WORK INSTRUCTIONS –
Search the material for the word "solution" and copy each line that holds it.

(Collected data)
________________________

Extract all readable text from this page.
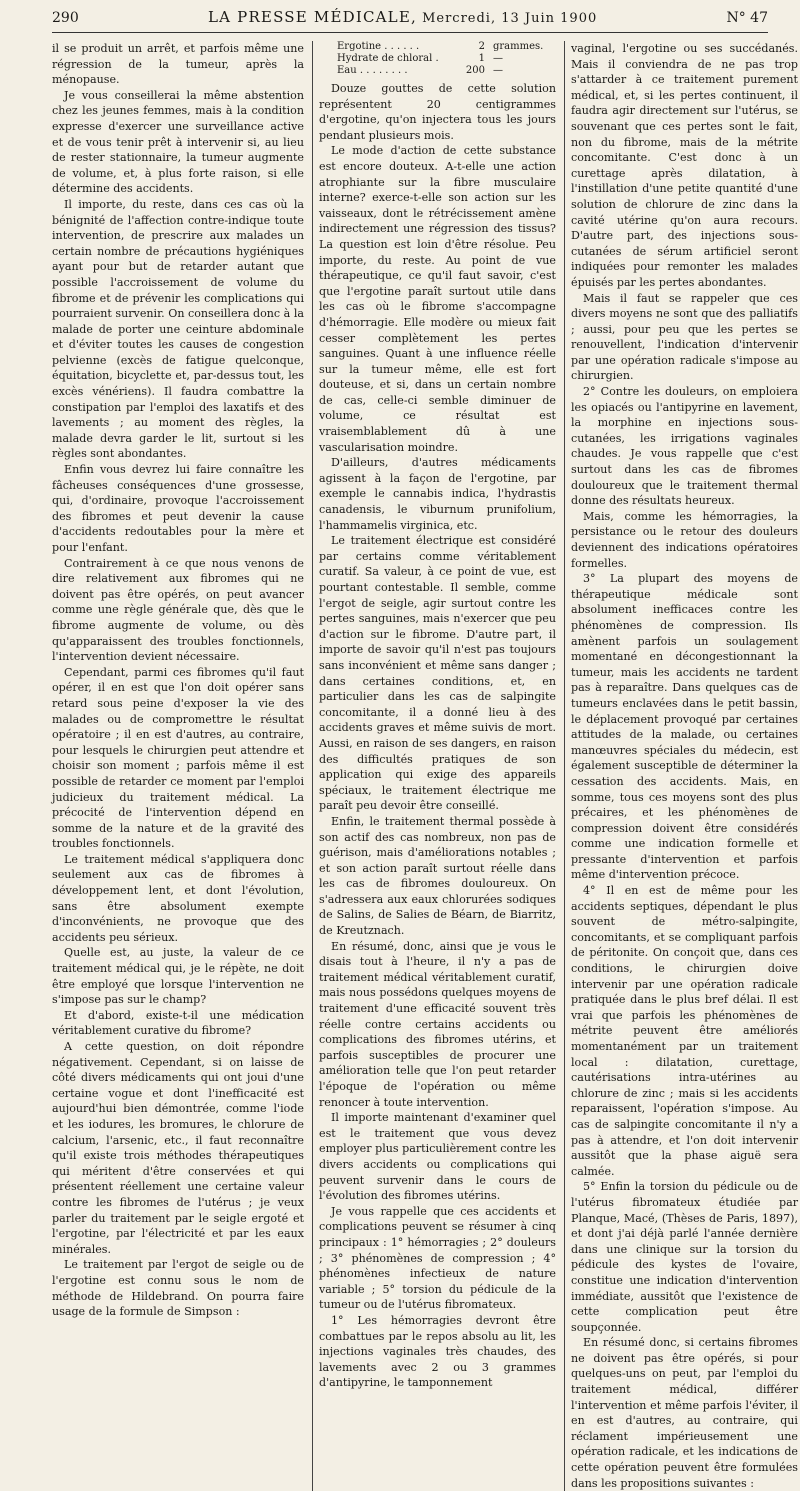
290	LA PRESSE MÉDICALE, Mercredi, 13 Juin 1900	N° 47

il se produit un arrêt, et parfois même une régression de la tumeur, après la ménopause.

Je vous conseillerai la même abstention chez les jeunes femmes, mais à la condition expresse d'exercer une surveillance active et de vous tenir prêt à intervenir si, au lieu de rester stationnaire, la tumeur augmente de volume, et, à plus forte raison, si elle détermine des accidents.

Il importe, du reste, dans ces cas où la bénignité de l'affection contre-indique toute intervention, de prescrire aux malades un certain nombre de précautions hygiéniques ayant pour but de retarder autant que possible l'accroissement de volume du fibrome et de prévenir les complications qui pourraient survenir. On conseillera donc à la malade de porter une ceinture abdominale et d'éviter toutes les causes de congestion pelvienne (excès de fatigue quelconque, équitation, bicyclette et, par-dessus tout, les excès vénériens). Il faudra combattre la constipation par l'emploi des laxatifs et des lavements ; au moment des règles, la malade devra garder le lit, surtout si les règles sont abondantes.

Enfin vous devrez lui faire connaître les fâcheuses conséquences d'une grossesse, qui, d'ordinaire, provoque l'accroissement des fibromes et peut devenir la cause d'accidents redoutables pour la mère et pour l'enfant.

Contrairement à ce que nous venons de dire relativement aux fibromes qui ne doivent pas être opérés, on peut avancer comme une règle générale que, dès que le fibrome augmente de volume, ou dès qu'apparaissent des troubles fonctionnels, l'intervention devient nécessaire.

Cependant, parmi ces fibromes qu'il faut opérer, il en est que l'on doit opérer sans retard sous peine d'exposer la vie des malades ou de compromettre le résultat opératoire ; il en est d'autres, au contraire, pour lesquels le chirurgien peut attendre et choisir son moment ; parfois même il est possible de retarder ce moment par l'emploi judicieux du traitement médical. La précocité de l'intervention dépend en somme de la nature et de la gravité des troubles fonctionnels.

Le traitement médical s'appliquera donc seulement aux cas de fibromes à développement lent, et dont l'évolution, sans être absolument exempte d'inconvénients, ne provoque que des accidents peu sérieux.

Quelle est, au juste, la valeur de ce traitement médical qui, je le répète, ne doit être employé que lorsque l'intervention ne s'impose pas sur le champ?

Et d'abord, existe-t-il une médication véritablement curative du fibrome?

A cette question, on doit répondre négativement. Cependant, si on laisse de côté divers médicaments qui ont joui d'une certaine vogue et dont l'inefficacité est aujourd'hui bien démontrée, comme l'iode et les iodures, les bromures, le chlorure de calcium, l'arsenic, etc., il faut reconnaître qu'il existe trois méthodes thérapeutiques qui méritent d'être conservées et qui présentent réellement une certaine valeur contre les fibromes de l'utérus ; je veux parler du traitement par le seigle ergoté et l'ergotine, par l'électricité et par les eaux minérales.

Le traitement par l'ergot de seigle ou de l'ergotine est connu sous le nom de méthode de Hildebrand. On pourra faire usage de la formule de Simpson :

Ergotine . . . . . .	2 grammes.
Hydrate de chloral .	1 —
Eau . . . . . . . .	200 —

Douze gouttes de cette solution représentent 20 centigrammes d'ergotine, qu'on injectera tous les jours pendant plusieurs mois.

Le mode d'action de cette substance est encore douteux. A-t-elle une action atrophiante sur la fibre musculaire interne? exerce-t-elle son action sur les vaisseaux, dont le rétrécissement amène indirectement une régression des tissus? La question est loin d'être résolue. Peu importe, du reste. Au point de vue thérapeutique, ce qu'il faut savoir, c'est que l'ergotine paraît surtout utile dans les cas où le fibrome s'accompagne d'hémorragie. Elle modère ou mieux fait cesser complètement les pertes sanguines. Quant à une influence réelle sur la tumeur même, elle est fort douteuse, et si, dans un certain nombre de cas, celle-ci semble diminuer de volume, ce résultat est vraisemblablement dû à une vascularisation moindre.

D'ailleurs, d'autres médicaments agissent à la façon de l'ergotine, par exemple le cannabis indica, l'hydrastis canadensis, le viburnum prunifolium, l'hammamelis virginica, etc.

Le traitement électrique est considéré par certains comme véritablement curatif. Sa valeur, à ce point de vue, est pourtant contestable. Il semble, comme l'ergot de seigle, agir surtout contre les pertes sanguines, mais n'exercer que peu d'action sur le fibrome. D'autre part, il importe de savoir qu'il n'est pas toujours sans inconvénient et même sans danger ; dans certaines conditions, et, en particulier dans les cas de salpingite concomitante, il a donné lieu à des accidents graves et même suivis de mort. Aussi, en raison de ses dangers, en raison des difficultés pratiques de son application qui exige des appareils spéciaux, le traitement électrique me paraît peu devoir être conseillé.

Enfin, le traitement thermal possède à son actif des cas nombreux, non pas de guérison, mais d'améliorations notables ; et son action paraît surtout réelle dans les cas de fibromes douloureux. On s'adressera aux eaux chlorurées sodiques de Salins, de Salies de Béarn, de Biarritz, de Kreutznach.

En résumé, donc, ainsi que je vous le disais tout à l'heure, il n'y a pas de traitement médical véritablement curatif, mais nous possédons quelques moyens de traitement d'une efficacité souvent très réelle contre certains accidents ou complications des fibromes utérins, et parfois susceptibles de procurer une amélioration telle que l'on peut retarder l'époque de l'opération ou même renoncer à toute intervention.

Il importe maintenant d'examiner quel est le traitement que vous devez employer plus particulièrement contre les divers accidents ou complications qui peuvent survenir dans le cours de l'évolution des fibromes utérins.

Je vous rappelle que ces accidents et complications peuvent se résumer à cinq principaux : 1° hémorragies ; 2° douleurs ; 3° phénomènes de compression ; 4° phénomènes infectieux de nature variable ; 5° torsion du pédicule de la tumeur ou de l'utérus fibromateux.

1° Les hémorragies devront être combattues par le repos absolu au lit, les injections vaginales très chaudes, des lavements avec 2 ou 3 grammes d'antipyrine, le tamponnement

vaginal, l'ergotine ou ses succédanés. Mais il conviendra de ne pas trop s'attarder à ce traitement purement médical, et, si les pertes continuent, il faudra agir directement sur l'utérus, se souvenant que ces pertes sont le fait, non du fibrome, mais de la métrite concomitante. C'est donc à un curettage après dilatation, à l'instillation d'une petite quantité d'une solution de chlorure de zinc dans la cavité utérine qu'on aura recours. D'autre part, des injections sous-cutanées de sérum artificiel seront indiquées pour remonter les malades épuisés par les pertes abondantes.

Mais il faut se rappeler que ces divers moyens ne sont que des palliatifs ; aussi, pour peu que les pertes se renouvellent, l'indication d'intervenir par une opération radicale s'impose au chirurgien.

2° Contre les douleurs, on emploiera les opiacés ou l'antipyrine en lavement, la morphine en injections sous-cutanées, les irrigations vaginales chaudes. Je vous rappelle que c'est surtout dans les cas de fibromes douloureux que le traitement thermal donne des résultats heureux.

Mais, comme les hémorragies, la persistance ou le retour des douleurs deviennent des indications opératoires formelles.

3° La plupart des moyens de thérapeutique médicale sont absolument inefficaces contre les phénomènes de compression. Ils amènent parfois un soulagement momentané en décongestionnant la tumeur, mais les accidents ne tardent pas à reparaître. Dans quelques cas de tumeurs enclavées dans le petit bassin, le déplacement provoqué par certaines attitudes de la malade, ou certaines manœuvres spéciales du médecin, est également susceptible de déterminer la cessation des accidents. Mais, en somme, tous ces moyens sont des plus précaires, et les phénomènes de compression doivent être considérés comme une indication formelle et pressante d'intervention et parfois même d'intervention précoce.

4° Il en est de même pour les accidents septiques, dépendant le plus souvent de métro-salpingite, concomitants, et se compliquant parfois de péritonite. On conçoit que, dans ces conditions, le chirurgien doive intervenir par une opération radicale pratiquée dans le plus bref délai. Il est vrai que parfois les phénomènes de métrite peuvent être améliorés momentanément par un traitement local : dilatation, curettage, cautérisations intra-utérines au chlorure de zinc ; mais si les accidents reparaissent, l'opération s'impose. Au cas de salpingite concomitante il n'y a pas à attendre, et l'on doit intervenir aussitôt que la phase aiguë sera calmée.

5° Enfin la torsion du pédicule ou de l'utérus fibromateux étudiée par Planque, Macé, (Thèses de Paris, 1897), et dont j'ai déjà parlé l'année dernière dans une clinique sur la torsion du pédicule des kystes de l'ovaire, constitue une indication d'intervention immédiate, aussitôt que l'existence de cette complication peut être soupçonnée.

En résumé donc, si certains fibromes ne doivent pas être opérés, si pour quelques-uns on peut, par l'emploi du traitement médical, différer l'intervention et même parfois l'éviter, il en est d'autres, au contraire, qui réclament impérieusement une opération radicale, et les indications de cette opération peuvent être formulées dans les propositions suivantes :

________________________

COMPLETED EXERCISE –
Douze gouttes de cette solution représentent 20 centigrammes d'ergotine, qu'on injectera tous les jours pendant plusieurs mois.
vaginal, l'ergotine ou ses succédanés. Mais il conviendra de ne pas trop s'attarder à ce traitement purement médical, et, si les pertes continuent, il faudra agir directement sur l'utérus, se souvenant que ces pertes sont le fait, non du fibrome, mais de la métrite concomitante. C'est donc à un curettage après dilatation, à l'instillation d'une petite quantité d'une solution de chlorure de zinc dans la cavité utérine qu'on aura recours. D'autre part, des injections sous-cutanées de sérum artificiel seront indiquées pour remonter les malades épuisés par les pertes abondantes.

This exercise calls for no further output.